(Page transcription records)
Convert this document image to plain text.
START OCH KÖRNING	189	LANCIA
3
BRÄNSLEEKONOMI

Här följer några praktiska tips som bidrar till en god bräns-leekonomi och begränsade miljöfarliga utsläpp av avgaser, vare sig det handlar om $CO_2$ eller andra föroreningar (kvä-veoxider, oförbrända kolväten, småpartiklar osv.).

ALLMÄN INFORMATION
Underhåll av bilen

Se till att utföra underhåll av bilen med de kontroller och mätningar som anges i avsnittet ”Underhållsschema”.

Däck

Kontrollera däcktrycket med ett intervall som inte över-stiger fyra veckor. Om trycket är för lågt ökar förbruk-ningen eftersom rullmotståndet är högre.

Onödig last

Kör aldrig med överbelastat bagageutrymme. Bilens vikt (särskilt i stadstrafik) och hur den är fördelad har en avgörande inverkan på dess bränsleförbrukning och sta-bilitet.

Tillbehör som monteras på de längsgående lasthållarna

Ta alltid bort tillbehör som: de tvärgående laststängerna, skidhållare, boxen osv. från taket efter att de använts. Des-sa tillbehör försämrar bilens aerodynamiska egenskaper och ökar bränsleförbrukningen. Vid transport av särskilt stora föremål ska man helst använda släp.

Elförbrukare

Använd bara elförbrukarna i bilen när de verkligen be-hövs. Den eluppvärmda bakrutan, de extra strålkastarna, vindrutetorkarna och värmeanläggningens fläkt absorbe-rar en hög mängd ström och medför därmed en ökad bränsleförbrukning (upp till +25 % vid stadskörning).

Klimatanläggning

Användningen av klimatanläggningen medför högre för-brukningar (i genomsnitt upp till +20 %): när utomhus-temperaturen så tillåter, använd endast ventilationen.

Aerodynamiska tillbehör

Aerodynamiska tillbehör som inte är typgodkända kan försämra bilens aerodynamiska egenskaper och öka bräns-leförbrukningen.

- [Problem requirements]: Show me every line of the entries above that holds "ökar".

- [Written answer]:
Kontrollera däcktrycket med ett intervall som inte över-stiger fyra veckor. Om trycket är för lågt ökar förbruk-ningen eftersom rullmotståndet är högre.
Ta alltid bort tillbehör som: de tvärgående laststängerna, skidhållare, boxen osv. från taket efter att de använts. Des-sa tillbehör försämrar bilens aerodynamiska egenskaper och ökar bränsleförbrukningen. Vid transport av särskilt stora föremål ska man helst använda släp.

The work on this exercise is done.